TASK PROMPT »
In the article on computer timekeeping below, reproduce word for word the passage that opens with the words containing "Let’s peel back" and closes with "poorly designed library.".

It's About Time

Time. Measuring it seems effortless. By taking a peek at a clock, you can quickly see the current time and get a good sense of when you need to feed the dog, tuck the kids into bed, or catch the train to work. There are probably several clocks surrounding you (a smart phone, tablet, laptop, or even that bulky clock on the kitchen counter that is occasionally used to cook food), making it much easier to keep track of time. For such a seemingly simple concept, there are many opportunities to make subtle mistakes when attempting to measure time in the code you write. Why is time so complicated? As with many things in life, the answer is: It’s complicated.

Let’s peel back the layers of time and explore how your computer keeps track of time. With this knowledge, you will understand what makes a reliable time library and what can befall your code when using a poorly designed library.

Disclaimer: This post is based mainly on how GNU/Linux and other UNIX-like operating systems work on Intel PCs. YMMV.

Measuring time with both accuracy and precision is surprisingly difficult, even when ignoring complications such as time dilation and special relativity. To keep this simple, let’s assume that every measurer can be found in the same inertial frame (e.g., located anywhere on the surface of the earth, be it in a data center or on your desk), requiring no compensation for special relativity.

Achieving an Accurate Wall Clock

The Wall Clock is the clock with which you are likely most familiar. It represents a shared time upon which everyone agrees. It’s the time you see when you look at your phone, tablet, or notebook. Without everyone in agreement about what the current time is and how to measure it, you will likely arrive late to your appointments or pay your taxes too early. This clock is very important when interacting with users or when referring to specific instants in time (be it in the past, present, or the future) between components of your system.

When a computer first boots, the operating system uses the hardware clock, also known as the Real-Time clock (or RTC) to initialize its wall clock. This piece of hardware is battery-powered so it keeps time even when the computer is powered off. Reading the RTC is an awkward and expensive operation (in terms of the number of CPU cycles), so modern kernels maintain a system clock for measuring the passage of time while the system is running.

This system clock is tied to the heartbeat of the kernel: the timer interrupt. The Programmable Interval Timer (or PIT) is configured to raise a timer interrupt at regular intervals, typically in the 100–1000 Hz range, to wake up the kernel to see if any scheduling must be performed (e.g., switching away from the current process that ran out of its time slice, running delayed work, etc.). Since the kernel knows the frequency of the timer interrupt, it can advance the system clock by one timer tick every interrupt. For example, if the timer is set at 100 Hz, the kernel will advance the timer by 10 ms. To provide the current time with more granularity than the period of the timer interrupt, the kernel will interpolate using various reliable, hardware sources.¹.

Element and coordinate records
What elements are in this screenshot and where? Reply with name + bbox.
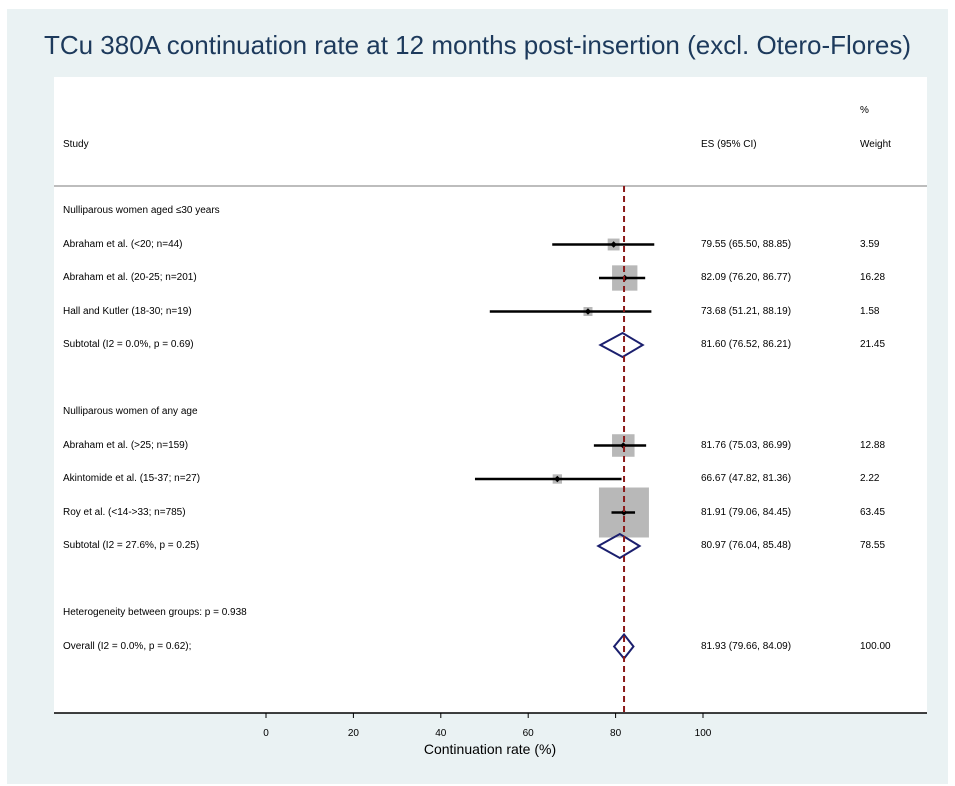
weight-label: 21.45 [860, 339, 886, 350]
chart-title: TCu 380A continuation rate at 12 months … [43, 30, 912, 60]
group-label: Nulliparous women aged ≤30 years [63, 205, 220, 216]
weight-label: 12.88 [860, 439, 886, 451]
row-label: Abraham et al. (>25; n=159) [63, 439, 189, 451]
es-ci-label: 66.67 (47.82, 81.36) [701, 473, 792, 484]
weight-label: 16.28 [860, 272, 886, 283]
x-axis-label: Continuation rate (%) [423, 741, 557, 757]
weight-label: 3.59 [860, 238, 880, 250]
x-tick-label: 40 [435, 728, 447, 739]
row-label: Hall and Kutler (18-30; n=19) [63, 305, 192, 317]
row-label: Roy et al. (<14->33; n=785) [63, 506, 186, 518]
x-tick-label: 100 [694, 728, 712, 739]
x-tick-label: 60 [522, 728, 534, 739]
point-estimate [620, 509, 628, 516]
weight-label: 1.58 [860, 305, 880, 317]
es-ci-label: 73.68 (51.21, 88.19) [701, 305, 792, 317]
weight-label: 63.45 [860, 506, 886, 518]
x-tick-label: 0 [263, 728, 269, 739]
row-label: Abraham et al. (20-25; n=201) [63, 272, 197, 283]
es-ci-label: 81.93 (79.66, 84.09) [701, 640, 792, 652]
row-label: Akintomide et al. (15-37; n=27) [63, 473, 201, 484]
row-label: Subtotal (I2 = 27.6%, p = 0.25) [63, 540, 200, 551]
header-es: ES (95% CI) [701, 139, 757, 150]
plot-region [54, 77, 927, 713]
point-estimate [620, 442, 627, 449]
weight-label: 2.22 [860, 473, 880, 484]
header-weight: Weight [860, 139, 891, 150]
subtotal-diamond [596, 532, 642, 560]
es-ci-label: 80.97 (76.04, 85.48) [701, 540, 792, 551]
row-label: Subtotal (I2 = 0.0%, p = 0.69) [63, 339, 194, 350]
weight-label: 100.00 [860, 640, 891, 652]
es-ci-label: 81.76 (75.03, 86.99) [701, 439, 792, 451]
row-label: Overall (I2 = 0.0%, p = 0.62); [63, 640, 192, 652]
row-label: Abraham et al. (<20; n=44) [63, 238, 183, 250]
es-ci-label: 82.09 (76.20, 86.77) [701, 272, 792, 283]
es-ci-label: 81.60 (76.52, 86.21) [701, 339, 792, 350]
header-study: Study [63, 139, 89, 150]
header-weight-pct: % [860, 105, 869, 116]
x-tick-label: 20 [347, 728, 359, 739]
weight-label: 78.55 [860, 540, 886, 551]
point-estimate [554, 475, 561, 483]
group-label: Nulliparous women of any age [63, 406, 198, 417]
group-label: Heterogeneity between groups: p = 0.938 [63, 607, 247, 618]
es-ci-label: 79.55 (65.50, 88.85) [701, 238, 792, 250]
es-ci-label: 81.91 (79.06, 84.45) [701, 506, 792, 518]
point-estimate [610, 241, 617, 248]
overall-diamond [612, 632, 635, 661]
x-tick-label: 80 [610, 728, 622, 739]
point-estimate [584, 308, 592, 315]
subtotal-diamond [598, 331, 645, 359]
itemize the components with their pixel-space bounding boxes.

EXERCISE RESPONSE »
Let’s peel back the layers of time and explore how your computer keeps track of time. With this knowledge, you will understand what makes a reliable time library and what can befall your code when using a poorly designed library.